## BEGIN

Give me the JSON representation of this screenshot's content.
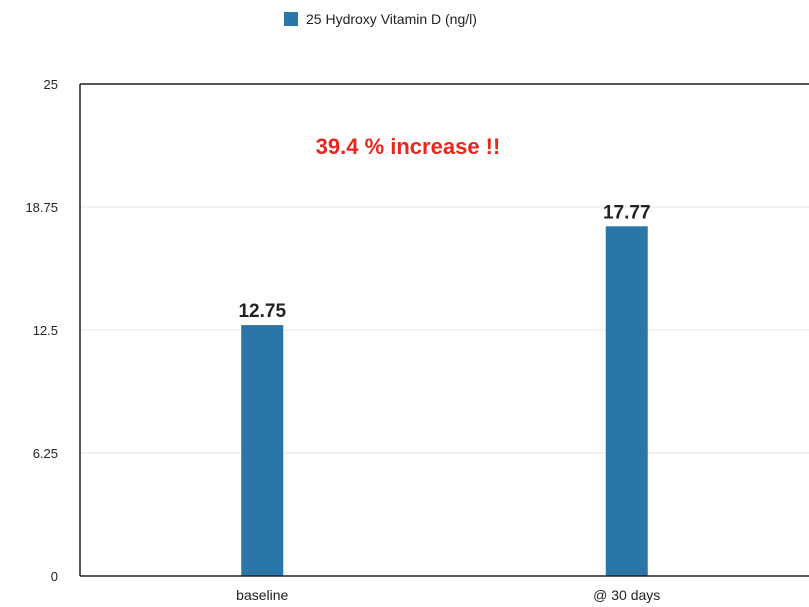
{
  "chart_data": {
    "type": "bar",
    "categories": [
      "baseline",
      "@ 30 days"
    ],
    "series": [
      {
        "name": "25 Hydroxy Vitamin D (ng/l)",
        "values": [
          12.75,
          17.77
        ]
      }
    ],
    "data_labels": [
      "12.75",
      "17.77"
    ],
    "ylim": [
      0,
      25
    ],
    "yticks": [
      "0",
      "6.25",
      "12.5",
      "18.75",
      "25"
    ],
    "grid": true,
    "legend": "top-center",
    "annotation": "39.4 % increase !!",
    "colors": {
      "bar": "#2a76a8",
      "annotation": "#e8261c",
      "grid": "#e6e6e6",
      "axis": "#222222"
    }
  }
}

## END

• **Task goal**
List all lines holding the string "annotation".

• **Completed task**
    "annotation": "39.4 % increase !!",
      "annotation": "#e8261c",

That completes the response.